■ Data in this exercise
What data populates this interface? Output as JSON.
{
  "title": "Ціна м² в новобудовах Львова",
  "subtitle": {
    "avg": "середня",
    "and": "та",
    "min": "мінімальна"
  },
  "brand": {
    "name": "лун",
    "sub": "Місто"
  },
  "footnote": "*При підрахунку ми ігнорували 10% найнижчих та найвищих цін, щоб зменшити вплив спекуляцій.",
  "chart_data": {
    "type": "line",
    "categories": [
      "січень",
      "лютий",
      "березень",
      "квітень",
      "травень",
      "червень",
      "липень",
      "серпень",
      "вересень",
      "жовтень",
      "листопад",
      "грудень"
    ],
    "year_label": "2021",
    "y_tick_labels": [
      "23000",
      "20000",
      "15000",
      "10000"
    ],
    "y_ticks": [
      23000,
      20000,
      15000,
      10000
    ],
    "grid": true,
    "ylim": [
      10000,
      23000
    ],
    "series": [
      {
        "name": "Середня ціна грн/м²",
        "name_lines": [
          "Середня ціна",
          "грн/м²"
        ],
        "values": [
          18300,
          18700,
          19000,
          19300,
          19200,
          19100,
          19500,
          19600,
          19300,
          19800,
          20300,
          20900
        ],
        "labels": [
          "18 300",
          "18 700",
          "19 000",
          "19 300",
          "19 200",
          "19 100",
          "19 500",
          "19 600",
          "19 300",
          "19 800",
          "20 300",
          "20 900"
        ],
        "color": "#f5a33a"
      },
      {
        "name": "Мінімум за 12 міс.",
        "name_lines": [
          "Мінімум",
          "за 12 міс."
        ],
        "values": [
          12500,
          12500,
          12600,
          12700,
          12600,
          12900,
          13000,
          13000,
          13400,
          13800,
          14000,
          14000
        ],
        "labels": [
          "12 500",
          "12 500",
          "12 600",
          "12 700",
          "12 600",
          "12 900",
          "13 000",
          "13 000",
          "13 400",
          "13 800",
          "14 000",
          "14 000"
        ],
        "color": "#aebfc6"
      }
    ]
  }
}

■ To be done
From the first line to the last, retype the data exactly.

■ Task solution
What data populates this interface? Output as JSON.
{
  "title": "Ціна м² в новобудовах Львова",
  "subtitle": {
    "avg": "середня",
    "and": "та",
    "min": "мінімальна"
  },
  "brand": {
    "name": "лун",
    "sub": "Місто"
  },
  "footnote": "*При підрахунку ми ігнорували 10% найнижчих та найвищих цін, щоб зменшити вплив спекуляцій.",
  "chart_data": {
    "type": "line",
    "categories": [
      "січень",
      "лютий",
      "березень",
      "квітень",
      "травень",
      "червень",
      "липень",
      "серпень",
      "вересень",
      "жовтень",
      "листопад",
      "грудень"
    ],
    "year_label": "2021",
    "y_tick_labels": [
      "23000",
      "20000",
      "15000",
      "10000"
    ],
    "y_ticks": [
      23000,
      20000,
      15000,
      10000
    ],
    "grid": true,
    "ylim": [
      10000,
      23000
    ],
    "series": [
      {
        "name": "Середня ціна грн/м²",
        "name_lines": [
          "Середня ціна",
          "грн/м²"
        ],
        "values": [
          18300,
          18700,
          19000,
          19300,
          19200,
          19100,
          19500,
          19600,
          19300,
          19800,
          20300,
          20900
        ],
        "labels": [
          "18 300",
          "18 700",
          "19 000",
          "19 300",
          "19 200",
          "19 100",
          "19 500",
          "19 600",
          "19 300",
          "19 800",
          "20 300",
          "20 900"
        ],
        "color": "#f5a33a"
      },
      {
        "name": "Мінімум за 12 міс.",
        "name_lines": [
          "Мінімум",
          "за 12 міс."
        ],
        "values": [
          12500,
          12500,
          12600,
          12700,
          12600,
          12900,
          13000,
          13000,
          13400,
          13800,
          14000,
          14000
        ],
        "labels": [
          "12 500",
          "12 500",
          "12 600",
          "12 700",
          "12 600",
          "12 900",
          "13 000",
          "13 000",
          "13 400",
          "13 800",
          "14 000",
          "14 000"
        ],
        "color": "#aebfc6"
      }
    ]
  }
}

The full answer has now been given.